(Figure record extracts)
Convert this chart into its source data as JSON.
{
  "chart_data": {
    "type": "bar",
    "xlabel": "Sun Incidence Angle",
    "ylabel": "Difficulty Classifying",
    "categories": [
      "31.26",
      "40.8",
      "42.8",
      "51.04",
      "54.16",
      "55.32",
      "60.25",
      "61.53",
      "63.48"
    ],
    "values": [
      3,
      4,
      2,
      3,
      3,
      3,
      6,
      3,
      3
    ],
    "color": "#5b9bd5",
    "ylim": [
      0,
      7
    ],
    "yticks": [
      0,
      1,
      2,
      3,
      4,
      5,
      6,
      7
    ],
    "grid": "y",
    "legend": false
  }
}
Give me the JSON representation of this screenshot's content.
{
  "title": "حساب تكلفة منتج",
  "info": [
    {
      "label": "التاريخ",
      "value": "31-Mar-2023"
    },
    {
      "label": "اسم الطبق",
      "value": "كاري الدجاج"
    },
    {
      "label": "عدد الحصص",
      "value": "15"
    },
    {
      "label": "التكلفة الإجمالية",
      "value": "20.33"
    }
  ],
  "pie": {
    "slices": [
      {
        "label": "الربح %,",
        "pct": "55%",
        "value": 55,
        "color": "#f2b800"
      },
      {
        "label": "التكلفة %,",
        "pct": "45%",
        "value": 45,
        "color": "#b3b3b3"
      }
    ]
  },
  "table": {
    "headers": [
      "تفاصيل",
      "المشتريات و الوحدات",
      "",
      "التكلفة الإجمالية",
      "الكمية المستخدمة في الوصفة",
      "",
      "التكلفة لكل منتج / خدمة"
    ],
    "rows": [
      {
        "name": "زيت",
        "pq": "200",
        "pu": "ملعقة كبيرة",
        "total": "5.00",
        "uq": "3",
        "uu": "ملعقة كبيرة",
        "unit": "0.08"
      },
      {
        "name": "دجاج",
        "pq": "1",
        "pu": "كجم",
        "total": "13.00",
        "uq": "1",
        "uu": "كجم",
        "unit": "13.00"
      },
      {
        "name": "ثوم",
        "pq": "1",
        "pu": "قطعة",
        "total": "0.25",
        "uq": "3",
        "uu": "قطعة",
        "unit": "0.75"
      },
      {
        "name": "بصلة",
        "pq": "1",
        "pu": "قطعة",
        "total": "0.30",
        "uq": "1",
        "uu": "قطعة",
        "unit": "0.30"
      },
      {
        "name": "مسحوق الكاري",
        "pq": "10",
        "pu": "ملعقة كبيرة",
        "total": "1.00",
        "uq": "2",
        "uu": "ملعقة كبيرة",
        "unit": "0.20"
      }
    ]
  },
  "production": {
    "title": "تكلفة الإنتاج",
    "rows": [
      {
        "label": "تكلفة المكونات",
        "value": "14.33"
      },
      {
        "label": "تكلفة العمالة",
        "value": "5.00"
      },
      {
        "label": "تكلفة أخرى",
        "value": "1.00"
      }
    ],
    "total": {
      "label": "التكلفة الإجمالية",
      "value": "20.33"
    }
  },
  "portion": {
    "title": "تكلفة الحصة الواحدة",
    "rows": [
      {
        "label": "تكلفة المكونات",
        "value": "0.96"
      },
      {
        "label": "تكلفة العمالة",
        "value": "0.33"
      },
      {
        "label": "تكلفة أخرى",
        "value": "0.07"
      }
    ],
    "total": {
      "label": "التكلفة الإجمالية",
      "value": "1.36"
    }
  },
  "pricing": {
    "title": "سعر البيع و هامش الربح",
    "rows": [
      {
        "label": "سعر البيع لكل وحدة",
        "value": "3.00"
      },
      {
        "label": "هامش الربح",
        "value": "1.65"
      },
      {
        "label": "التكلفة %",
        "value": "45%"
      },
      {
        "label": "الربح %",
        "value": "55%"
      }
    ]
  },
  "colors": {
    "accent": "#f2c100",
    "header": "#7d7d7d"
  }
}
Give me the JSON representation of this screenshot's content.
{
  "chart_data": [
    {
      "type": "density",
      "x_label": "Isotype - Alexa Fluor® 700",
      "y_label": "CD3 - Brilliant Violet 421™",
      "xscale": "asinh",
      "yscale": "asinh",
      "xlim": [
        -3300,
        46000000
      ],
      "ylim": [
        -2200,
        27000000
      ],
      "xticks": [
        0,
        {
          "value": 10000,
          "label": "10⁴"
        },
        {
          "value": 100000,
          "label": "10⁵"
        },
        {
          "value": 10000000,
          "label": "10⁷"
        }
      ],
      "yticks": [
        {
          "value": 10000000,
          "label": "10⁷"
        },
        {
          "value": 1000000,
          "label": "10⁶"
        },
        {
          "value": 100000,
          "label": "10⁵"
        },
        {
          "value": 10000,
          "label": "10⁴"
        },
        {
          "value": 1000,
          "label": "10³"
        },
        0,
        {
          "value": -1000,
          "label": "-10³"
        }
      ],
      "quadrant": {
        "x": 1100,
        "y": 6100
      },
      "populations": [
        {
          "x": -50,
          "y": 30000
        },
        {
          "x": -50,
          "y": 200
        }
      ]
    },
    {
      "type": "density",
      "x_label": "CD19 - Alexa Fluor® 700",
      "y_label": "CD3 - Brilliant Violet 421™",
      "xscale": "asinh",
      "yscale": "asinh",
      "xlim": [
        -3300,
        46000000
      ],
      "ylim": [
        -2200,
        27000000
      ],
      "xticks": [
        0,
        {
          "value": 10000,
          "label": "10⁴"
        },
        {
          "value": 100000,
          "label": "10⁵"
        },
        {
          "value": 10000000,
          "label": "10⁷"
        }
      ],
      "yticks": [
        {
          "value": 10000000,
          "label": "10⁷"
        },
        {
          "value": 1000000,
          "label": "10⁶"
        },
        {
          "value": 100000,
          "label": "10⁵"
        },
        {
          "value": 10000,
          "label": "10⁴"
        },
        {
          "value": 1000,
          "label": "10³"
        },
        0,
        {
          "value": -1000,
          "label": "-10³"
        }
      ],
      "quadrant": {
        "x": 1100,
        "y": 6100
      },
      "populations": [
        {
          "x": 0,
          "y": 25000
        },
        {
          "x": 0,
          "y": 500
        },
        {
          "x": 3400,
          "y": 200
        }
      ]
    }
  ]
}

STATED TASK
Restate the listing above word for word.

THE COMPLETED TASK
Convert this chart into its source data as JSON.
{
  "chart_data": {
    "type": "bar",
    "xlabel": "Sun Incidence Angle",
    "ylabel": "Difficulty Classifying",
    "categories": [
      "31.26",
      "40.8",
      "42.8",
      "51.04",
      "54.16",
      "55.32",
      "60.25",
      "61.53",
      "63.48"
    ],
    "values": [
      3,
      4,
      2,
      3,
      3,
      3,
      6,
      3,
      3
    ],
    "color": "#5b9bd5",
    "ylim": [
      0,
      7
    ],
    "yticks": [
      0,
      1,
      2,
      3,
      4,
      5,
      6,
      7
    ],
    "grid": "y",
    "legend": false
  }
}
Give me the JSON representation of this screenshot's content.
{
  "title": "حساب تكلفة منتج",
  "info": [
    {
      "label": "التاريخ",
      "value": "31-Mar-2023"
    },
    {
      "label": "اسم الطبق",
      "value": "كاري الدجاج"
    },
    {
      "label": "عدد الحصص",
      "value": "15"
    },
    {
      "label": "التكلفة الإجمالية",
      "value": "20.33"
    }
  ],
  "pie": {
    "slices": [
      {
        "label": "الربح %,",
        "pct": "55%",
        "value": 55,
        "color": "#f2b800"
      },
      {
        "label": "التكلفة %,",
        "pct": "45%",
        "value": 45,
        "color": "#b3b3b3"
      }
    ]
  },
  "table": {
    "headers": [
      "تفاصيل",
      "المشتريات و الوحدات",
      "",
      "التكلفة الإجمالية",
      "الكمية المستخدمة في الوصفة",
      "",
      "التكلفة لكل منتج / خدمة"
    ],
    "rows": [
      {
        "name": "زيت",
        "pq": "200",
        "pu": "ملعقة كبيرة",
        "total": "5.00",
        "uq": "3",
        "uu": "ملعقة كبيرة",
        "unit": "0.08"
      },
      {
        "name": "دجاج",
        "pq": "1",
        "pu": "كجم",
        "total": "13.00",
        "uq": "1",
        "uu": "كجم",
        "unit": "13.00"
      },
      {
        "name": "ثوم",
        "pq": "1",
        "pu": "قطعة",
        "total": "0.25",
        "uq": "3",
        "uu": "قطعة",
        "unit": "0.75"
      },
      {
        "name": "بصلة",
        "pq": "1",
        "pu": "قطعة",
        "total": "0.30",
        "uq": "1",
        "uu": "قطعة",
        "unit": "0.30"
      },
      {
        "name": "مسحوق الكاري",
        "pq": "10",
        "pu": "ملعقة كبيرة",
        "total": "1.00",
        "uq": "2",
        "uu": "ملعقة كبيرة",
        "unit": "0.20"
      }
    ]
  },
  "production": {
    "title": "تكلفة الإنتاج",
    "rows": [
      {
        "label": "تكلفة المكونات",
        "value": "14.33"
      },
      {
        "label": "تكلفة العمالة",
        "value": "5.00"
      },
      {
        "label": "تكلفة أخرى",
        "value": "1.00"
      }
    ],
    "total": {
      "label": "التكلفة الإجمالية",
      "value": "20.33"
    }
  },
  "portion": {
    "title": "تكلفة الحصة الواحدة",
    "rows": [
      {
        "label": "تكلفة المكونات",
        "value": "0.96"
      },
      {
        "label": "تكلفة العمالة",
        "value": "0.33"
      },
      {
        "label": "تكلفة أخرى",
        "value": "0.07"
      }
    ],
    "total": {
      "label": "التكلفة الإجمالية",
      "value": "1.36"
    }
  },
  "pricing": {
    "title": "سعر البيع و هامش الربح",
    "rows": [
      {
        "label": "سعر البيع لكل وحدة",
        "value": "3.00"
      },
      {
        "label": "هامش الربح",
        "value": "1.65"
      },
      {
        "label": "التكلفة %",
        "value": "45%"
      },
      {
        "label": "الربح %",
        "value": "55%"
      }
    ]
  },
  "colors": {
    "accent": "#f2c100",
    "header": "#7d7d7d"
  }
}
Give me the JSON representation of this screenshot's content.
{
  "chart_data": [
    {
      "type": "density",
      "x_label": "Isotype - Alexa Fluor® 700",
      "y_label": "CD3 - Brilliant Violet 421™",
      "xscale": "asinh",
      "yscale": "asinh",
      "xlim": [
        -3300,
        46000000
      ],
      "ylim": [
        -2200,
        27000000
      ],
      "xticks": [
        0,
        {
          "value": 10000,
          "label": "10⁴"
        },
        {
          "value": 100000,
          "label": "10⁵"
        },
        {
          "value": 10000000,
          "label": "10⁷"
        }
      ],
      "yticks": [
        {
          "value": 10000000,
          "label": "10⁷"
        },
        {
          "value": 1000000,
          "label": "10⁶"
        },
        {
          "value": 100000,
          "label": "10⁵"
        },
        {
          "value": 10000,
          "label": "10⁴"
        },
        {
          "value": 1000,
          "label": "10³"
        },
        0,
        {
          "value": -1000,
          "label": "-10³"
        }
      ],
      "quadrant": {
        "x": 1100,
        "y": 6100
      },
      "populations": [
        {
          "x": -50,
          "y": 30000
        },
        {
          "x": -50,
          "y": 200
        }
      ]
    },
    {
      "type": "density",
      "x_label": "CD19 - Alexa Fluor® 700",
      "y_label": "CD3 - Brilliant Violet 421™",
      "xscale": "asinh",
      "yscale": "asinh",
      "xlim": [
        -3300,
        46000000
      ],
      "ylim": [
        -2200,
        27000000
      ],
      "xticks": [
        0,
        {
          "value": 10000,
          "label": "10⁴"
        },
        {
          "value": 100000,
          "label": "10⁵"
        },
        {
          "value": 10000000,
          "label": "10⁷"
        }
      ],
      "yticks": [
        {
          "value": 10000000,
          "label": "10⁷"
        },
        {
          "value": 1000000,
          "label": "10⁶"
        },
        {
          "value": 100000,
          "label": "10⁵"
        },
        {
          "value": 10000,
          "label": "10⁴"
        },
        {
          "value": 1000,
          "label": "10³"
        },
        0,
        {
          "value": -1000,
          "label": "-10³"
        }
      ],
      "quadrant": {
        "x": 1100,
        "y": 6100
      },
      "populations": [
        {
          "x": 0,
          "y": 25000
        },
        {
          "x": 0,
          "y": 500
        },
        {
          "x": 3400,
          "y": 200
        }
      ]
    }
  ]
}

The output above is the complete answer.